Omit images. Retype all entries verbatim.

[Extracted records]
———
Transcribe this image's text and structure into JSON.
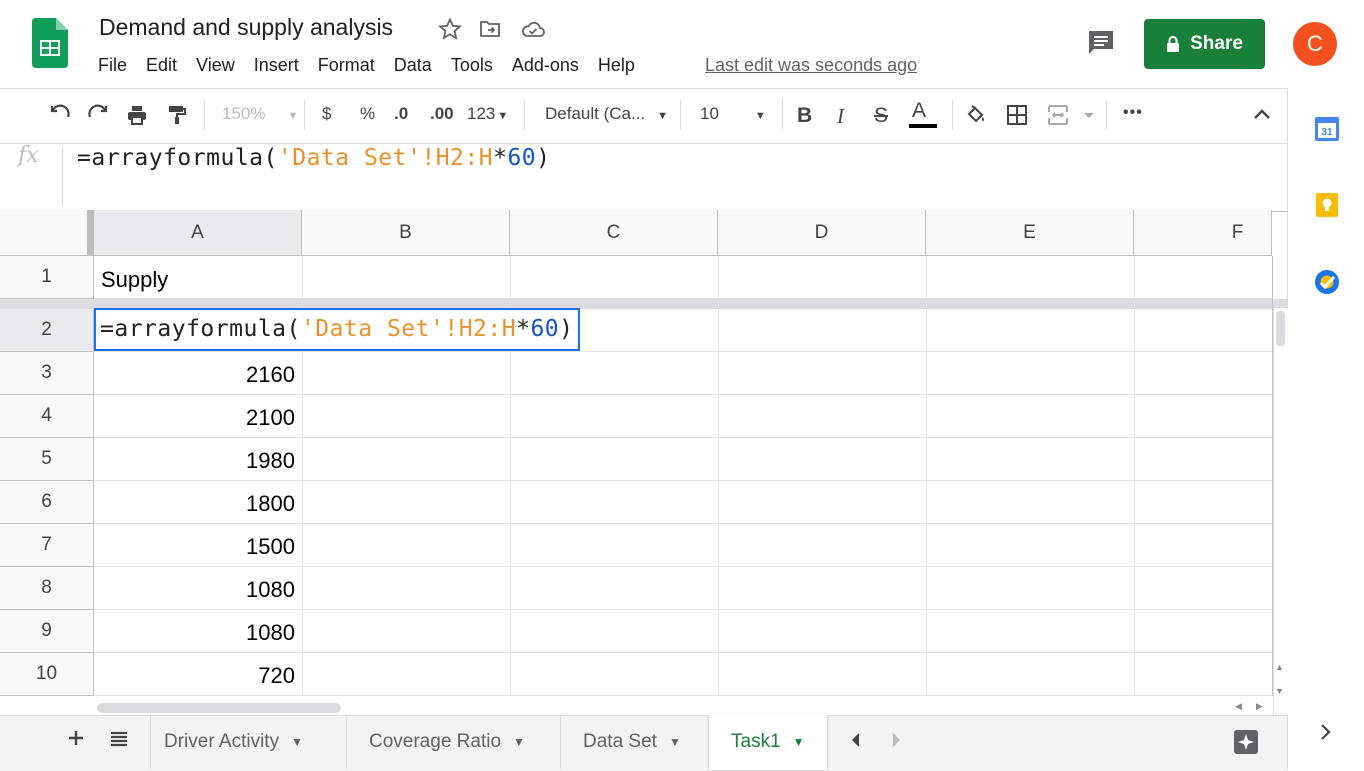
{
  "app": {
    "title": "Demand and supply analysis",
    "last_edit": "Last edit was seconds ago",
    "share_label": "Share",
    "avatar_initial": "C"
  },
  "menu": [
    "File",
    "Edit",
    "View",
    "Insert",
    "Format",
    "Data",
    "Tools",
    "Add-ons",
    "Help"
  ],
  "toolbar": {
    "zoom": "150%",
    "currency": "$",
    "percent": "%",
    "decrease_decimal": ".0",
    "increase_decimal": ".00",
    "more_formats": "123",
    "font": "Default (Ca...",
    "font_size": "10",
    "bold": "B",
    "italic": "I",
    "strike": "S",
    "text_color": "A",
    "more": "•••"
  },
  "formula_bar": {
    "fx": "fx",
    "prefix": "=arrayformula(",
    "string_part": "'Data Set'!H2:H",
    "operator": "*",
    "number_part": "60",
    "suffix": ")"
  },
  "grid": {
    "columns": [
      "A",
      "B",
      "C",
      "D",
      "E",
      "F"
    ],
    "rows": [
      "1",
      "2",
      "3",
      "4",
      "5",
      "6",
      "7",
      "8",
      "9",
      "10"
    ],
    "a1": "Supply",
    "values": [
      "2160",
      "2100",
      "1980",
      "1800",
      "1500",
      "1080",
      "1080",
      "720"
    ]
  },
  "tabs": {
    "sheets": [
      "Driver Activity",
      "Coverage Ratio",
      "Data Set",
      "Task1"
    ],
    "active": "Task1"
  },
  "colors": {
    "share_green": "#188038",
    "active_tab": "#188038",
    "selection": "#1a73e8",
    "formula_string": "#e8912d",
    "formula_number": "#1155cc",
    "avatar": "#f4511e"
  }
}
———
Response for this exercise —
Transcribe this image's text and structure into JSON.
{
  "app": {
    "title": "Demand and supply analysis",
    "last_edit": "Last edit was seconds ago",
    "share_label": "Share",
    "avatar_initial": "C"
  },
  "menu": [
    "File",
    "Edit",
    "View",
    "Insert",
    "Format",
    "Data",
    "Tools",
    "Add-ons",
    "Help"
  ],
  "toolbar": {
    "zoom": "150%",
    "currency": "$",
    "percent": "%",
    "decrease_decimal": ".0",
    "increase_decimal": ".00",
    "more_formats": "123",
    "font": "Default (Ca...",
    "font_size": "10",
    "bold": "B",
    "italic": "I",
    "strike": "S",
    "text_color": "A",
    "more": "•••"
  },
  "formula_bar": {
    "fx": "fx",
    "prefix": "=arrayformula(",
    "string_part": "'Data Set'!H2:H",
    "operator": "*",
    "number_part": "60",
    "suffix": ")"
  },
  "grid": {
    "columns": [
      "A",
      "B",
      "C",
      "D",
      "E",
      "F"
    ],
    "rows": [
      "1",
      "2",
      "3",
      "4",
      "5",
      "6",
      "7",
      "8",
      "9",
      "10"
    ],
    "a1": "Supply",
    "values": [
      "2160",
      "2100",
      "1980",
      "1800",
      "1500",
      "1080",
      "1080",
      "720"
    ]
  },
  "tabs": {
    "sheets": [
      "Driver Activity",
      "Coverage Ratio",
      "Data Set",
      "Task1"
    ],
    "active": "Task1"
  },
  "colors": {
    "share_green": "#188038",
    "active_tab": "#188038",
    "selection": "#1a73e8",
    "formula_string": "#e8912d",
    "formula_number": "#1155cc",
    "avatar": "#f4511e"
  }
}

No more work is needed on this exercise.